The tubes were retained for at least 20 years, while the Post Office considered electric traction. The company was restored in 1895, in the belief that the Post Office would wish to use the old tunnels. In 1899 the American, Batcheller acquired the rights of the Pneumatic Despatch Company, with a view to developing services for the Post Office. The tunnels were eventually purchased by the Post Office in 1921, to run telephone cables in . In 1928 a build up of gas in one of the disused tunnels caused an explosion near High Holborn. The Post Office was forced to investigate and fill in or ventilate all similar tunnels. In 1930 four of the original vehicles were recovered north of Euston. At least two of the original vehicles still survive. One is displayed in the Museum of London. The other was initially displayed in the Bruce Castle Museum in Tottenham, London, before being moved to the British National Railway Museum at York. It is on public display behind an exhibit from London’s underground Post Office railway – a very visual statement of the relationship between the two systems.
Whitehall Pneumatic Railway
At the time of the opening of the first London Pneumatic Despatch Company scheme, Rammell suggests that the technology would be suitable for conveying passengers . He envisaged groups of carriages “placed at distances coinciding with with the stations, and these carriages would be worked by the elastic rope of the air in a continuous circuit … one set of carriages goin along one side of the double tube, and another returning by the other tube. It would be so aranged, however, that between station and station, only one group of carriages could by possibility be in the tube at the same time, thus preventing any possibility of accident either by collision or by one carriage overtaking another.” A system for the carriage of passengers appears as a prototype during the Crystal Palace Exhibition of 1864. This 600 yard long, single tunnel and capsule system was a demonstration for the Whitehall Pneumatic Railway [8/10].

| DATA SHOWN |
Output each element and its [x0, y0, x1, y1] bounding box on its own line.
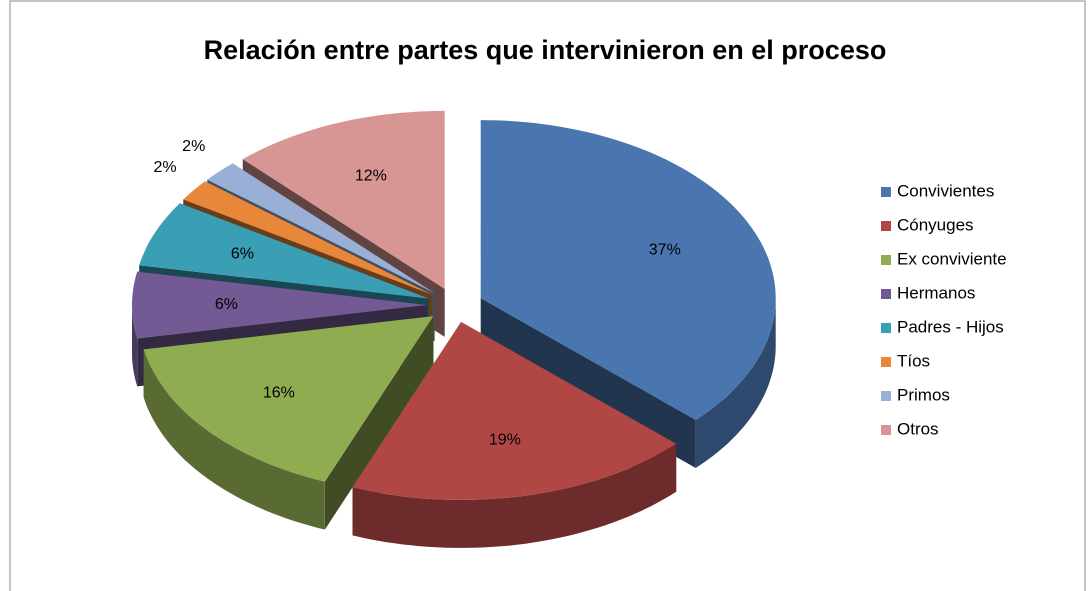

| TASK 1 |
Which years, given as four-digit numbers, appear in the pneumatic railway text? List all of them.
| TASK 2 |
In the pneumatic railway text, near what place did the 1928 gas explosion happen?
| TASK 3 |
Extend the pneumatic railway text, picking up after its final sentence about the Whitehall Pneumatic Railway.

| TASK RESPONSE 1 |
1864, 1895, 1899, 1921, 1928, 1930

| TASK RESPONSE 2 |
Near High Holborn.

| TASK RESPONSE 3 |
The [Waterloo and] Whitehall Pneumatic Railway was to have linked Waterloo and Charing Cross, a distance of less than a mile, under the River Thames . This would have been only the second underwater crossing of the Thames. The existing bridges over the Thames at this point were toll bridges. The railway hoped to extract at least some revenue from these bridges. Once the first section was complete, it was intended to extend it from Charing Cross to Tottenham Court Road, and from Waterloo to the Elephant and Castle. This would have been a similar alignment to the later ‘Charing Cross’ branch of what is now the London Underground Northern Line, except that the Whitehall Pneumatic Railway was to have been relatively close to the surface. For example, the Charing Cross station proposed in Great Scotland Yard was to have been just 16 feet below the surface. Gradients of 1 in 30 were proposed.
A single tube would have been used, although three trains would have been operated, two loading and unloading, while the third was in transit. It was proposed to operate a service every 2 minutes, although such a high frequency would not have been practical using a single tube. Carriages (capsules) were to have been propelled through a brick-lined pipeline of diameter 18 feet. This would be done by using a single engine house at Waterloo, which propelled capsules by force of compressed air to Charing Cross, and vacuum back to Waterloo. The section under the Thames was made of iron and coated in concrete to give it the same specific gravity as the Thames river water. The pipeline section would then be laid on the river bed. Construction of the scheme began around 1865. By beginning of 1867 the first tunnel section had been completed by Messrs Samuda of Poplar, East London. The river bed had been dredged and piers of masionary constructed beneath the river bed to support the tube [12/13]. The scheme fell foul of the 1866 financial crisis, which resulted in the collapse of one of a bank which had backed the company. Construction ceased in 1868 .
Various other proposals existed, for example a system under the Mersey between Liverpool and Birkenhead, which was eventually opened as a conventional railway system.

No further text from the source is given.